-- Exercise prompt --
List each line of the data that holds the word "response".

(Data entries)
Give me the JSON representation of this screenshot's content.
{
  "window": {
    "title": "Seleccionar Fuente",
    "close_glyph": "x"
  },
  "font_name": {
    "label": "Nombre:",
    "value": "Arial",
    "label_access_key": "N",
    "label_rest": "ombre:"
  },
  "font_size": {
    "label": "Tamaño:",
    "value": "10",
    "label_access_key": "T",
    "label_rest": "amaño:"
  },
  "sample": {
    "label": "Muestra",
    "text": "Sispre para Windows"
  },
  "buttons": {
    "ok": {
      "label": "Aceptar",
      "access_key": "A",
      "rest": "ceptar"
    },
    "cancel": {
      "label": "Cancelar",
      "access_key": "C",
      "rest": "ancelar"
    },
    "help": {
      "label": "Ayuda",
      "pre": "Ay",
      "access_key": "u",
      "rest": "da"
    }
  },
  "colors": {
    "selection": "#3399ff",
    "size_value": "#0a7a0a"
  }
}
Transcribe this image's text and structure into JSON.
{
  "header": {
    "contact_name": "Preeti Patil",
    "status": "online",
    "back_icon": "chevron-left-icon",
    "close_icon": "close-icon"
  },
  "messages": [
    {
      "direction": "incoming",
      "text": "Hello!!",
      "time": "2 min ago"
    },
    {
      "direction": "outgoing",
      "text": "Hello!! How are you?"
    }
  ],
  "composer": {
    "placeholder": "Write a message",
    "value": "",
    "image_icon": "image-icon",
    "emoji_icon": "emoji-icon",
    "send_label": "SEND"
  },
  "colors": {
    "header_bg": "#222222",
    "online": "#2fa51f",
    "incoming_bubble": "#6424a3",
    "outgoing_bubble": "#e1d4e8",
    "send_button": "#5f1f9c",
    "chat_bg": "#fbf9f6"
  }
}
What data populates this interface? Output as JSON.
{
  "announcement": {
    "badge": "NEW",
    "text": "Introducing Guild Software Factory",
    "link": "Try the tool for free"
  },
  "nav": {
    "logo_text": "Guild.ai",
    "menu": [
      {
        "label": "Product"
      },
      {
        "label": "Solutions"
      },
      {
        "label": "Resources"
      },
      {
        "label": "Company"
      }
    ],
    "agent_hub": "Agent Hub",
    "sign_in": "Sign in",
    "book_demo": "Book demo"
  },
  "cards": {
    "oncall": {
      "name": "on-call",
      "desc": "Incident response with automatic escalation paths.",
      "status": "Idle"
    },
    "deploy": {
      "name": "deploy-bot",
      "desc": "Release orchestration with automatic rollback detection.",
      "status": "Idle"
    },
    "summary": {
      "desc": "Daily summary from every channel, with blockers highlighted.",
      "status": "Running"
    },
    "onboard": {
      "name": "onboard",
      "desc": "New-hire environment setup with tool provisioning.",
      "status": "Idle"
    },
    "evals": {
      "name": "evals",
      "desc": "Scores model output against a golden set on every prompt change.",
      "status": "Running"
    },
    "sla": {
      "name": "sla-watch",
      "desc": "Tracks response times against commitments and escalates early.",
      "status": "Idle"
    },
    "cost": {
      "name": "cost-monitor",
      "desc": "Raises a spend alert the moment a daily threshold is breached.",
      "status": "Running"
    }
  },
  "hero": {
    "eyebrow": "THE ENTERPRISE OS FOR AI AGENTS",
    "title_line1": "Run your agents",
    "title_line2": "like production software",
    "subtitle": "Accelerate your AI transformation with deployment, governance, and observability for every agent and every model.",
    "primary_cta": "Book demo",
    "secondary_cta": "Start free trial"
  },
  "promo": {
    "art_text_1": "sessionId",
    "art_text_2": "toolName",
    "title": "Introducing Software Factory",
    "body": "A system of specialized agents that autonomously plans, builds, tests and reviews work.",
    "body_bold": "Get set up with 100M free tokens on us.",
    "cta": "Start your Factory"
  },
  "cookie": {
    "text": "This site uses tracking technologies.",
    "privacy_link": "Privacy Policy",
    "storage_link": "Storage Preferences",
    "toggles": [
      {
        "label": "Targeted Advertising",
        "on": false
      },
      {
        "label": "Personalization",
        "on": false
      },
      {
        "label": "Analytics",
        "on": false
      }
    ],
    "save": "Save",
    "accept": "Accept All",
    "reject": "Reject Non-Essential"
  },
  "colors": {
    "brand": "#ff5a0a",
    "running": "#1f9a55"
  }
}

-- Written answer --
      "desc": "Incident response with automatic escalation paths.",
      "desc": "Tracks response times against commitments and escalates early.",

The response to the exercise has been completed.